[Records]
--

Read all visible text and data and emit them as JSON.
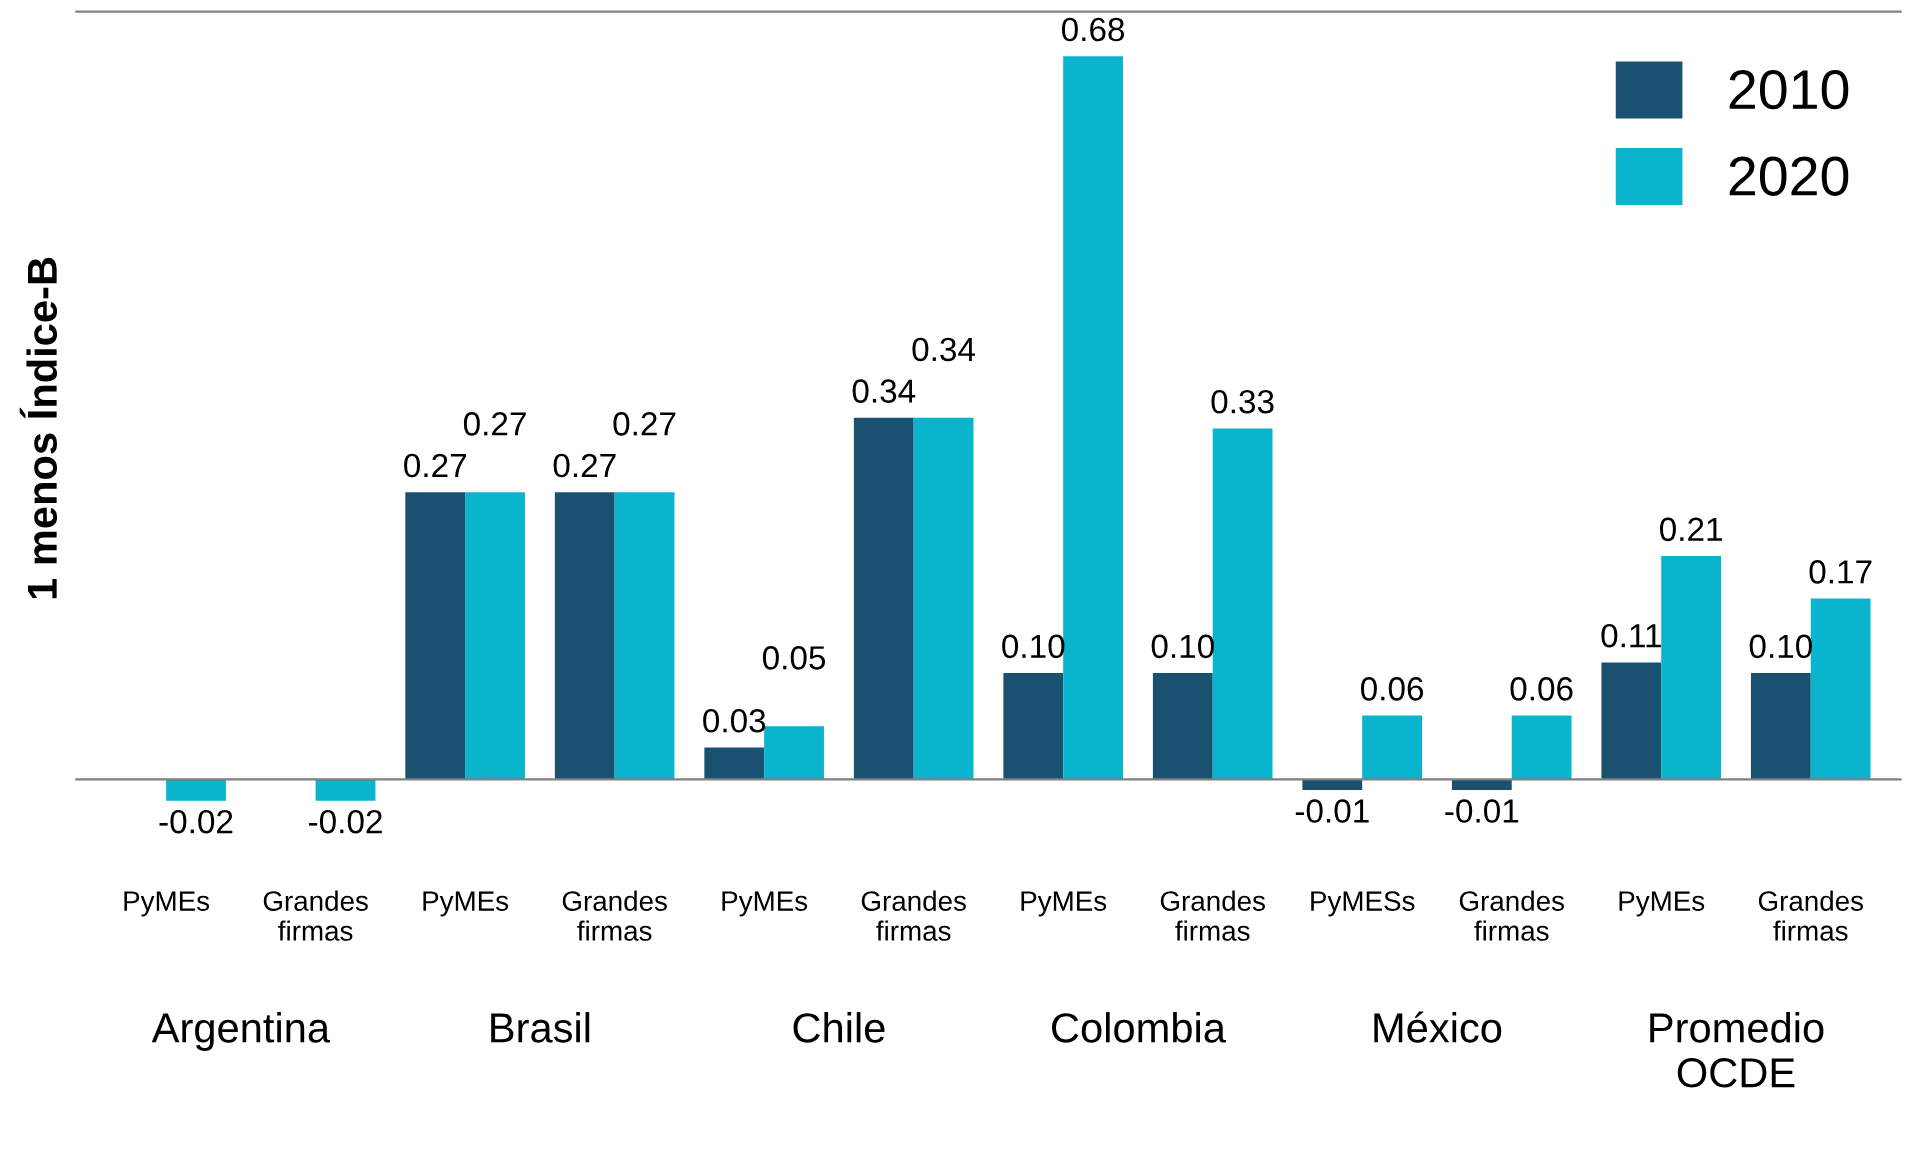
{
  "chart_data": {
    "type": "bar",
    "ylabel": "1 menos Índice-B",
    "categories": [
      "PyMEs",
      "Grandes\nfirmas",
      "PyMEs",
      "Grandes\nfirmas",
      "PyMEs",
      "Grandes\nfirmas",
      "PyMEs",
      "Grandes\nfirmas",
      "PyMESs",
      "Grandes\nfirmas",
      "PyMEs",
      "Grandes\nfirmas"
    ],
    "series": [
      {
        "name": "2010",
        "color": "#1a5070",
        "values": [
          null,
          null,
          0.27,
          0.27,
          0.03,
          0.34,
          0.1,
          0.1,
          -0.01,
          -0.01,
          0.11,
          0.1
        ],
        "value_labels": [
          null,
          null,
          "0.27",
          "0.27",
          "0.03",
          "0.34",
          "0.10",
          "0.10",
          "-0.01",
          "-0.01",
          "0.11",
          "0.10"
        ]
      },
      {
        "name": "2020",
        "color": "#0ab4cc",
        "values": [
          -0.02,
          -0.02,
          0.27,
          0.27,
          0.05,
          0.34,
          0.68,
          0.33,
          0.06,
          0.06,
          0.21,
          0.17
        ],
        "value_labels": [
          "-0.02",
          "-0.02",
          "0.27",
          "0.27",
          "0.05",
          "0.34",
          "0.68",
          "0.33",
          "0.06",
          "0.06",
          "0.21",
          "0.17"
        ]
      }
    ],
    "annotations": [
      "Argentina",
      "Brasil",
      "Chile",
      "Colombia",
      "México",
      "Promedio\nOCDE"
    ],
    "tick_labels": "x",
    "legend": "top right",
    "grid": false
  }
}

--

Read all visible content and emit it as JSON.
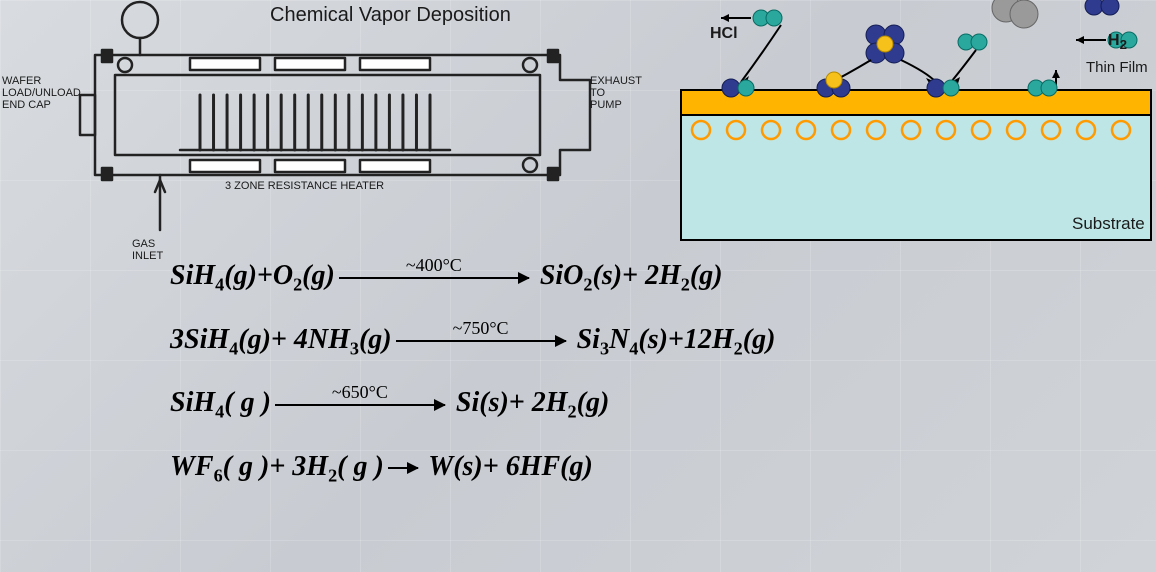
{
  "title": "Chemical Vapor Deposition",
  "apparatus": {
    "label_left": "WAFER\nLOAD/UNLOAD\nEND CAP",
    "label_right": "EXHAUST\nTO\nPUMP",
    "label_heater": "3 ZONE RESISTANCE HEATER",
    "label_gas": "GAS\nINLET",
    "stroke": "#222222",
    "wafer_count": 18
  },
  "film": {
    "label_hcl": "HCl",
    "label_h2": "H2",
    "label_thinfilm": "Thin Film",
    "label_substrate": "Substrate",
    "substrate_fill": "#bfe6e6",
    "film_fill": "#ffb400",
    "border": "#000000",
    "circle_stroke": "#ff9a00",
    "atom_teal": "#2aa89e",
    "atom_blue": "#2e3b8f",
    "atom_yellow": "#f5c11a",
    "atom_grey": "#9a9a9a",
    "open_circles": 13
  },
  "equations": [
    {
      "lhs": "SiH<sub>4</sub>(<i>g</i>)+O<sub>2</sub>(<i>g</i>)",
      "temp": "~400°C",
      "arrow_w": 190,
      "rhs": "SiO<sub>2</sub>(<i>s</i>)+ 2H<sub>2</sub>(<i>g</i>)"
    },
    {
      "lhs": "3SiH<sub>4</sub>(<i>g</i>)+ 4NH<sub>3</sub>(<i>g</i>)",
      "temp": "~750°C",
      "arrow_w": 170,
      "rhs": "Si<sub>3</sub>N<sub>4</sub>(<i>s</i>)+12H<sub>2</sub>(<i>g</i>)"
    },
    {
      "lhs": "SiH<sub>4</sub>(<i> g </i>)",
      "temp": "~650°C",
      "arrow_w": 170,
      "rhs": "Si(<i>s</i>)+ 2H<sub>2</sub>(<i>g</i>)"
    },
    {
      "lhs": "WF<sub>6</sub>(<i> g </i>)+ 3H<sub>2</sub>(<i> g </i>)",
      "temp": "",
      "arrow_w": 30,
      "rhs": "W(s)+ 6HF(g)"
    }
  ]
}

--

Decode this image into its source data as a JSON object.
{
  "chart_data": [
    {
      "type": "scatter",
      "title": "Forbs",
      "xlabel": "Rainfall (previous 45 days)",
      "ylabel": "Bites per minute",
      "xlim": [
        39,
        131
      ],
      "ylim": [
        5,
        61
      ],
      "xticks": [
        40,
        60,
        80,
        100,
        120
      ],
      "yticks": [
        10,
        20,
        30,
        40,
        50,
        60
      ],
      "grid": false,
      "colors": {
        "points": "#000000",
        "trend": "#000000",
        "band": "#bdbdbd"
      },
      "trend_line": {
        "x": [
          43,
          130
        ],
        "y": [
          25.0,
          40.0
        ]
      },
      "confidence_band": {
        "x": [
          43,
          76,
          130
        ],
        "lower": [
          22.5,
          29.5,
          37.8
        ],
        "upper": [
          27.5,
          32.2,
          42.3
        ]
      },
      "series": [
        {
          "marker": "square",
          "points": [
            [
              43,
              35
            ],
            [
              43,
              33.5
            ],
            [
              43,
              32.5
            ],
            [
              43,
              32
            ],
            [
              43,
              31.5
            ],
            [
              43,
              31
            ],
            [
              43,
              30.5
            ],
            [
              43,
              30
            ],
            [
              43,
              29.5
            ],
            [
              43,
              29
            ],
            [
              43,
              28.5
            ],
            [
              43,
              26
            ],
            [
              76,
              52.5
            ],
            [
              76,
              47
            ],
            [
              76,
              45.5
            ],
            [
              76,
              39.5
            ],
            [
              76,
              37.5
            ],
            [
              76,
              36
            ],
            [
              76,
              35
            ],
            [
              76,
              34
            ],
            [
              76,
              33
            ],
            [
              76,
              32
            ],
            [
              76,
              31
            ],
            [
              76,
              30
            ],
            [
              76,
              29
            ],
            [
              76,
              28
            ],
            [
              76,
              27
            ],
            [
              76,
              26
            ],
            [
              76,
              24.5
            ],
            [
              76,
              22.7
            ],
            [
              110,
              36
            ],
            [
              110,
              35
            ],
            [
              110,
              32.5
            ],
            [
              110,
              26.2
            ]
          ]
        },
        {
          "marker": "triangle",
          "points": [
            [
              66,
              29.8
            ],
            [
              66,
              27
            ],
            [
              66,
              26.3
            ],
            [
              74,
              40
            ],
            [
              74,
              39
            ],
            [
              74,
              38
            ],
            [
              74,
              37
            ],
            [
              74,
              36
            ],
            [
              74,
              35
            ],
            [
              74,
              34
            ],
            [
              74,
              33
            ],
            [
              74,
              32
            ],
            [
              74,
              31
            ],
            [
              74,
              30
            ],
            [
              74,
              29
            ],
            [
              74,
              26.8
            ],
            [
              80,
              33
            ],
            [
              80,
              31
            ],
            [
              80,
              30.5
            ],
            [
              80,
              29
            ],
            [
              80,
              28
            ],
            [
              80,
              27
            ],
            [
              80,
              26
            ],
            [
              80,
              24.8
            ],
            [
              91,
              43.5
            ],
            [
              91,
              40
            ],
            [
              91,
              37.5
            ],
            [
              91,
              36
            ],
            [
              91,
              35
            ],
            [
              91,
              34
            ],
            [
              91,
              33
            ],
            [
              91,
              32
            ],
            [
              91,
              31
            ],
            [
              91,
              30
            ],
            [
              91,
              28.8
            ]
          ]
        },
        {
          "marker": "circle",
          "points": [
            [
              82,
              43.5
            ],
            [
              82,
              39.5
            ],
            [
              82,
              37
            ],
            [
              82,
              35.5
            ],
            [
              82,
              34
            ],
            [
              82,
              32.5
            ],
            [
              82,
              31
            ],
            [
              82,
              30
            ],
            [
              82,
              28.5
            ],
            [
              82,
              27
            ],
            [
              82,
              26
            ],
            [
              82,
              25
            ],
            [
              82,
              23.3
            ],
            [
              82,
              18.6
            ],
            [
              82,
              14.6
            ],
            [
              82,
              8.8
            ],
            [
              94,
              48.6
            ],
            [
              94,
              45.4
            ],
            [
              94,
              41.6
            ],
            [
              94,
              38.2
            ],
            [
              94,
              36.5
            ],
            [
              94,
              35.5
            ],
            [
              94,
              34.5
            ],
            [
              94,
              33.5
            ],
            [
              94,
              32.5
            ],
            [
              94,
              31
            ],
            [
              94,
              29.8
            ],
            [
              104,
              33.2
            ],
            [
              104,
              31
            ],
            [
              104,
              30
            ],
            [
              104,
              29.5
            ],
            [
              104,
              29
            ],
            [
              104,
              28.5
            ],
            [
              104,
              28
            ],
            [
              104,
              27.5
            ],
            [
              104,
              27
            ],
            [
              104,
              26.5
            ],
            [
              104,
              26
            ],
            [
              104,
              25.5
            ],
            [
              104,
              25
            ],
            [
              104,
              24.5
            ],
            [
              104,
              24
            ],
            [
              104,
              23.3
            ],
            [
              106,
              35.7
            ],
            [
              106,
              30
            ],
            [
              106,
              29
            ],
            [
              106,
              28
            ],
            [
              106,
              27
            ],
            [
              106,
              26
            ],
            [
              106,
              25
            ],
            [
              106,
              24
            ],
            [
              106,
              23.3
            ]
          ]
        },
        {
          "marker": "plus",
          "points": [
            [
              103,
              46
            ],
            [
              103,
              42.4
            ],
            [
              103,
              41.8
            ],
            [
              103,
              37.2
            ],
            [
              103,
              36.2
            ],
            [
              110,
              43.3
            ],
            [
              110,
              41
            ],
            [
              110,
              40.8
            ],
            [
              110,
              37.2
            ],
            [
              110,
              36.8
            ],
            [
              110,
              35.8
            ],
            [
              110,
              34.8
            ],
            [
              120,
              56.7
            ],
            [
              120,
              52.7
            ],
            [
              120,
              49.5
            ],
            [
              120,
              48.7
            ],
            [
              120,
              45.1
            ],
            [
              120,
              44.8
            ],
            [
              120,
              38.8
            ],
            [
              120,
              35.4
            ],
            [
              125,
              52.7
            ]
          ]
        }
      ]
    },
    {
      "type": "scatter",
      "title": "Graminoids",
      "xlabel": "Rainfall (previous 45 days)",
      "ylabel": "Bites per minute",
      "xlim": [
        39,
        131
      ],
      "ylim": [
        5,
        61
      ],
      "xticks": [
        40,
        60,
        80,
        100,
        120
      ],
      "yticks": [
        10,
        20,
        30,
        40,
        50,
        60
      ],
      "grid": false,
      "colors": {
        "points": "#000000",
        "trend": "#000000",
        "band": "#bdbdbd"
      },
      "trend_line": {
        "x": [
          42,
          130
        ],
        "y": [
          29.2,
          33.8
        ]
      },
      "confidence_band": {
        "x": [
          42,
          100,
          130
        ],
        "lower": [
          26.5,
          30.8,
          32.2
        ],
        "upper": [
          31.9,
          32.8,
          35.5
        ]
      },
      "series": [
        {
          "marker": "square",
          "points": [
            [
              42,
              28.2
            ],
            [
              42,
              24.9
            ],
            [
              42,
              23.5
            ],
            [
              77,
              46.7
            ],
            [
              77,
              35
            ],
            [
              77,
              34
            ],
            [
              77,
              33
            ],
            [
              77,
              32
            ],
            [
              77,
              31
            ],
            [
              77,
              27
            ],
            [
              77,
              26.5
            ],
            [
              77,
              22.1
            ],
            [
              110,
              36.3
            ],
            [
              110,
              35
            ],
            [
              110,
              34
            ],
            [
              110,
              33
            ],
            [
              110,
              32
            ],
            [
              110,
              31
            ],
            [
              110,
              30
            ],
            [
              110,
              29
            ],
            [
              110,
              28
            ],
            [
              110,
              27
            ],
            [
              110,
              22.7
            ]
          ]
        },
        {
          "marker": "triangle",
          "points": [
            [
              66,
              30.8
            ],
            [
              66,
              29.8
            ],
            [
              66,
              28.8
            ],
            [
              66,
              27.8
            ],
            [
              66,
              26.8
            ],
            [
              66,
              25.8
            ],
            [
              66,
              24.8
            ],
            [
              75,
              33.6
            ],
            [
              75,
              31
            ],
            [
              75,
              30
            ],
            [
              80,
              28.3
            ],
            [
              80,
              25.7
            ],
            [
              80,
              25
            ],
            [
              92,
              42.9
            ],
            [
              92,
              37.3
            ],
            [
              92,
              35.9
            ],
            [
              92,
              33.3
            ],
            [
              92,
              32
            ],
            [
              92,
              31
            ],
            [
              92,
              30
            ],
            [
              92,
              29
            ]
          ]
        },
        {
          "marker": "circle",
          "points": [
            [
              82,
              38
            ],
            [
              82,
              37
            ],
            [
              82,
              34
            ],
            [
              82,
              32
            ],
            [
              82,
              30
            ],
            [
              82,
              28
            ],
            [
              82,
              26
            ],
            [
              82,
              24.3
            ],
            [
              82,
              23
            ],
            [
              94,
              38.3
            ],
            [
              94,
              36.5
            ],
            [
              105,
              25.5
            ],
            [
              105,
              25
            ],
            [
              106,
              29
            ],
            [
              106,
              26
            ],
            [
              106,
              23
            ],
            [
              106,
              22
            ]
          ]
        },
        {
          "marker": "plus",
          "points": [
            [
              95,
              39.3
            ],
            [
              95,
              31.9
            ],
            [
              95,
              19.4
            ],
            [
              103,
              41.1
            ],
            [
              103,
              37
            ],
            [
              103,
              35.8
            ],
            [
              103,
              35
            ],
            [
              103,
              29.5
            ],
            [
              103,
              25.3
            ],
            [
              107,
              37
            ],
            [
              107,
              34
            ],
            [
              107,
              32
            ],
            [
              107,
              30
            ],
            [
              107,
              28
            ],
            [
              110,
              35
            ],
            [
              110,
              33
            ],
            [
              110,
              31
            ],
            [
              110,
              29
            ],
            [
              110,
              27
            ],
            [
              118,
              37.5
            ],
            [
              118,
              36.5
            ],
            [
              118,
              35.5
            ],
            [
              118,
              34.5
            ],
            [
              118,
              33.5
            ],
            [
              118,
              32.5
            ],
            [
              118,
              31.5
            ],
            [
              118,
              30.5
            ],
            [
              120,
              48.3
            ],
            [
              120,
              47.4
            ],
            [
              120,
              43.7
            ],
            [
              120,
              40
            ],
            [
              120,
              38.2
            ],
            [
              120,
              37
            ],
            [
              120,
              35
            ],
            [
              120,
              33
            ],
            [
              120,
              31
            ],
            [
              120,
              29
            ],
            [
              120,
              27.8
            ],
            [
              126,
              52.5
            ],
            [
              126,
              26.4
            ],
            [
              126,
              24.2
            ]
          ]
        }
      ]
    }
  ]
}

--

■ Direction: Show the lines of the data that hold the word "emit".

■ The output:
Read all visible text and data and emit them as JSON.
Read all visible content and emit it as JSON.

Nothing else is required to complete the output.